Exercise inputs
--- --- ---

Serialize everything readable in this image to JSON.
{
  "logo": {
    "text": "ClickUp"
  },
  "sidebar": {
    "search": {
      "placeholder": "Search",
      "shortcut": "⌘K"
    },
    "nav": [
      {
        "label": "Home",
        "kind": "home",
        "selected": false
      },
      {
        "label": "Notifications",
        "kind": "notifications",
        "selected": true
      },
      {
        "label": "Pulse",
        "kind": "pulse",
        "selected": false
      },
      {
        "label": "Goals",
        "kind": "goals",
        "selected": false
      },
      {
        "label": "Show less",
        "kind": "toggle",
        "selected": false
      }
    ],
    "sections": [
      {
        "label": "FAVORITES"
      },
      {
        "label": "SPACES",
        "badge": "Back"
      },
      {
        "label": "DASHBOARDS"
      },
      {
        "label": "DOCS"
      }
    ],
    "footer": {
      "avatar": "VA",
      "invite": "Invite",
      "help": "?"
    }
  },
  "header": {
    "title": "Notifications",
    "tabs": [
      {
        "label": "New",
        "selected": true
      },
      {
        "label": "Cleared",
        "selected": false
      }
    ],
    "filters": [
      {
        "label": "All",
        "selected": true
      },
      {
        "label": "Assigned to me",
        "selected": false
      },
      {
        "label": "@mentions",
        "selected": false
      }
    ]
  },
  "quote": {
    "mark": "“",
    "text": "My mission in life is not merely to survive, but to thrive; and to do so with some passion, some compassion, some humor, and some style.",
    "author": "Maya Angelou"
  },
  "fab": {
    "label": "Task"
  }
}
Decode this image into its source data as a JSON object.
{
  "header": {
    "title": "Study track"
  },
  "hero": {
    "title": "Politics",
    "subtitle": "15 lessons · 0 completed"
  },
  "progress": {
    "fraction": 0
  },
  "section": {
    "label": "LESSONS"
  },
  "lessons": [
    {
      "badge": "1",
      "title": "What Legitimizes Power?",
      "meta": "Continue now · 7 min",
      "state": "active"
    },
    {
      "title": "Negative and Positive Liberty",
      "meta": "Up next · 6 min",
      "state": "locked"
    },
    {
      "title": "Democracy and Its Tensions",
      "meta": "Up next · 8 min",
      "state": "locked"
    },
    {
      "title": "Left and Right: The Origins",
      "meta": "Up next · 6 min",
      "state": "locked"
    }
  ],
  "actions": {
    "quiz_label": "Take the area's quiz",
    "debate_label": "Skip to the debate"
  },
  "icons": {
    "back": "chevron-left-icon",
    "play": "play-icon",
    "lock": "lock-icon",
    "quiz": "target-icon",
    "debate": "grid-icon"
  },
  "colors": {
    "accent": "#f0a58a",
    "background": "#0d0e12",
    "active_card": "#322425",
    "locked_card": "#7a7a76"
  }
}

--- --- ---

What the task requires
Extract every line that has the string "this" in it.

Solution
Serialize everything readable in this image to JSON.
Decode this image into its source data as a JSON object.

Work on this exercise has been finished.